_To do:_
Reproduce each line of the material precisely.

* BEGIN Entries shown *

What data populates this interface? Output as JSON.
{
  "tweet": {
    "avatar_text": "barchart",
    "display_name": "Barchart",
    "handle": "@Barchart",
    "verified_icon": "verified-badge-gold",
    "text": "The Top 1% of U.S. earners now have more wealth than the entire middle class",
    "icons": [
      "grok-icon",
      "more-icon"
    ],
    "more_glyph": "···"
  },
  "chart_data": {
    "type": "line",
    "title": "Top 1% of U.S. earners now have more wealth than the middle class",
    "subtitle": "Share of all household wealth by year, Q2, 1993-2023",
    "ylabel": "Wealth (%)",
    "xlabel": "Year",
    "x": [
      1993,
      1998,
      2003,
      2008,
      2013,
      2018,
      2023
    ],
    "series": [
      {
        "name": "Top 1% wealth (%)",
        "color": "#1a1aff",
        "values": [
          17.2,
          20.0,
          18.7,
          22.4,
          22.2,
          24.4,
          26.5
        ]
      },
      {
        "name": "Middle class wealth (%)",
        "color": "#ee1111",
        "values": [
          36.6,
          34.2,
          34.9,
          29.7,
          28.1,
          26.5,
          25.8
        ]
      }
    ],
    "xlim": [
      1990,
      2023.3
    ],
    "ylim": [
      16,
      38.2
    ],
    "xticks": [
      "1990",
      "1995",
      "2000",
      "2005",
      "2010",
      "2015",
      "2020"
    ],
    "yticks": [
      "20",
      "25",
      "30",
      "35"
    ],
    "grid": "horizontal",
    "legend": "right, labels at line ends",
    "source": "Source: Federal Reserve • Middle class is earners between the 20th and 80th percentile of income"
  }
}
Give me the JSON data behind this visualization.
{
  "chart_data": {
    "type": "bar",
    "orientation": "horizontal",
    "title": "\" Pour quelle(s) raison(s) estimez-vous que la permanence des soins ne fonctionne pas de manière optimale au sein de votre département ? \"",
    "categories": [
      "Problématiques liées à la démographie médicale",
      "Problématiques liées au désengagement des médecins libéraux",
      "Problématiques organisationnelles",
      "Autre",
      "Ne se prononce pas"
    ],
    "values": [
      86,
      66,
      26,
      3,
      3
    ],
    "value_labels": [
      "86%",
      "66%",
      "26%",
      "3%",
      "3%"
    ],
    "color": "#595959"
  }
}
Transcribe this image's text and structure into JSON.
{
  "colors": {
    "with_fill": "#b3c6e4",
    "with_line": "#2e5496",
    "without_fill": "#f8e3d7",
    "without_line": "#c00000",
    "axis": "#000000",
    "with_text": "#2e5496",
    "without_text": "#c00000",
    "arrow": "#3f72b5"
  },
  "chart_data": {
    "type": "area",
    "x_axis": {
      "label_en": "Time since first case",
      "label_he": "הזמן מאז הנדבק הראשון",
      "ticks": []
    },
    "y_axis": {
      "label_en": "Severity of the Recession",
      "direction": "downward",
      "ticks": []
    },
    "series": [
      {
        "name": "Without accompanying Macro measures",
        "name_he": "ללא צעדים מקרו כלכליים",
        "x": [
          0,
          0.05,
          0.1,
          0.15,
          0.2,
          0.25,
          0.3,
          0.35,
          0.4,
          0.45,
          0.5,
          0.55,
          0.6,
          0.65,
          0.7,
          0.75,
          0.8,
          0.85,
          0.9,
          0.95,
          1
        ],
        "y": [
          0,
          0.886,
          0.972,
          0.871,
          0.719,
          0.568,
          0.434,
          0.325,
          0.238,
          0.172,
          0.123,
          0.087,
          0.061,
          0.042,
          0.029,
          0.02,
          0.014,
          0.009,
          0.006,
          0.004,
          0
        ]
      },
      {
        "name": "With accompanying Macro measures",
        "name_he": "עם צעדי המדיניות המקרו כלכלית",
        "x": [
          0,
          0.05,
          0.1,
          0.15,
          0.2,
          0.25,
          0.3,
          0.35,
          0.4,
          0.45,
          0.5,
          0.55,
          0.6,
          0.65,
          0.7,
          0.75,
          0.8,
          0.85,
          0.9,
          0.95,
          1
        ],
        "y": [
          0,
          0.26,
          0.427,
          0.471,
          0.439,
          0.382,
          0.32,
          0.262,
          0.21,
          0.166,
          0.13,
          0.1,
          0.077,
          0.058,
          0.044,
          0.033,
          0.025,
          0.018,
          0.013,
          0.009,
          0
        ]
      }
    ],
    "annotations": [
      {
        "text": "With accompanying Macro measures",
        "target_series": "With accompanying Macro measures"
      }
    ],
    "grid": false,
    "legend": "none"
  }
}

* END Entries shown *

_Solution to this exercise:_
What data populates this interface? Output as JSON.
{
  "tweet": {
    "avatar_text": "barchart",
    "display_name": "Barchart",
    "handle": "@Barchart",
    "verified_icon": "verified-badge-gold",
    "text": "The Top 1% of U.S. earners now have more wealth than the entire middle class",
    "icons": [
      "grok-icon",
      "more-icon"
    ],
    "more_glyph": "···"
  },
  "chart_data": {
    "type": "line",
    "title": "Top 1% of U.S. earners now have more wealth than the middle class",
    "subtitle": "Share of all household wealth by year, Q2, 1993-2023",
    "ylabel": "Wealth (%)",
    "xlabel": "Year",
    "x": [
      1993,
      1998,
      2003,
      2008,
      2013,
      2018,
      2023
    ],
    "series": [
      {
        "name": "Top 1% wealth (%)",
        "color": "#1a1aff",
        "values": [
          17.2,
          20.0,
          18.7,
          22.4,
          22.2,
          24.4,
          26.5
        ]
      },
      {
        "name": "Middle class wealth (%)",
        "color": "#ee1111",
        "values": [
          36.6,
          34.2,
          34.9,
          29.7,
          28.1,
          26.5,
          25.8
        ]
      }
    ],
    "xlim": [
      1990,
      2023.3
    ],
    "ylim": [
      16,
      38.2
    ],
    "xticks": [
      "1990",
      "1995",
      "2000",
      "2005",
      "2010",
      "2015",
      "2020"
    ],
    "yticks": [
      "20",
      "25",
      "30",
      "35"
    ],
    "grid": "horizontal",
    "legend": "right, labels at line ends",
    "source": "Source: Federal Reserve • Middle class is earners between the 20th and 80th percentile of income"
  }
}
Give me the JSON data behind this visualization.
{
  "chart_data": {
    "type": "bar",
    "orientation": "horizontal",
    "title": "\" Pour quelle(s) raison(s) estimez-vous que la permanence des soins ne fonctionne pas de manière optimale au sein de votre département ? \"",
    "categories": [
      "Problématiques liées à la démographie médicale",
      "Problématiques liées au désengagement des médecins libéraux",
      "Problématiques organisationnelles",
      "Autre",
      "Ne se prononce pas"
    ],
    "values": [
      86,
      66,
      26,
      3,
      3
    ],
    "value_labels": [
      "86%",
      "66%",
      "26%",
      "3%",
      "3%"
    ],
    "color": "#595959"
  }
}
Transcribe this image's text and structure into JSON.
{
  "colors": {
    "with_fill": "#b3c6e4",
    "with_line": "#2e5496",
    "without_fill": "#f8e3d7",
    "without_line": "#c00000",
    "axis": "#000000",
    "with_text": "#2e5496",
    "without_text": "#c00000",
    "arrow": "#3f72b5"
  },
  "chart_data": {
    "type": "area",
    "x_axis": {
      "label_en": "Time since first case",
      "label_he": "הזמן מאז הנדבק הראשון",
      "ticks": []
    },
    "y_axis": {
      "label_en": "Severity of the Recession",
      "direction": "downward",
      "ticks": []
    },
    "series": [
      {
        "name": "Without accompanying Macro measures",
        "name_he": "ללא צעדים מקרו כלכליים",
        "x": [
          0,
          0.05,
          0.1,
          0.15,
          0.2,
          0.25,
          0.3,
          0.35,
          0.4,
          0.45,
          0.5,
          0.55,
          0.6,
          0.65,
          0.7,
          0.75,
          0.8,
          0.85,
          0.9,
          0.95,
          1
        ],
        "y": [
          0,
          0.886,
          0.972,
          0.871,
          0.719,
          0.568,
          0.434,
          0.325,
          0.238,
          0.172,
          0.123,
          0.087,
          0.061,
          0.042,
          0.029,
          0.02,
          0.014,
          0.009,
          0.006,
          0.004,
          0
        ]
      },
      {
        "name": "With accompanying Macro measures",
        "name_he": "עם צעדי המדיניות המקרו כלכלית",
        "x": [
          0,
          0.05,
          0.1,
          0.15,
          0.2,
          0.25,
          0.3,
          0.35,
          0.4,
          0.45,
          0.5,
          0.55,
          0.6,
          0.65,
          0.7,
          0.75,
          0.8,
          0.85,
          0.9,
          0.95,
          1
        ],
        "y": [
          0,
          0.26,
          0.427,
          0.471,
          0.439,
          0.382,
          0.32,
          0.262,
          0.21,
          0.166,
          0.13,
          0.1,
          0.077,
          0.058,
          0.044,
          0.033,
          0.025,
          0.018,
          0.013,
          0.009,
          0
        ]
      }
    ],
    "annotations": [
      {
        "text": "With accompanying Macro measures",
        "target_series": "With accompanying Macro measures"
      }
    ],
    "grid": false,
    "legend": "none"
  }
}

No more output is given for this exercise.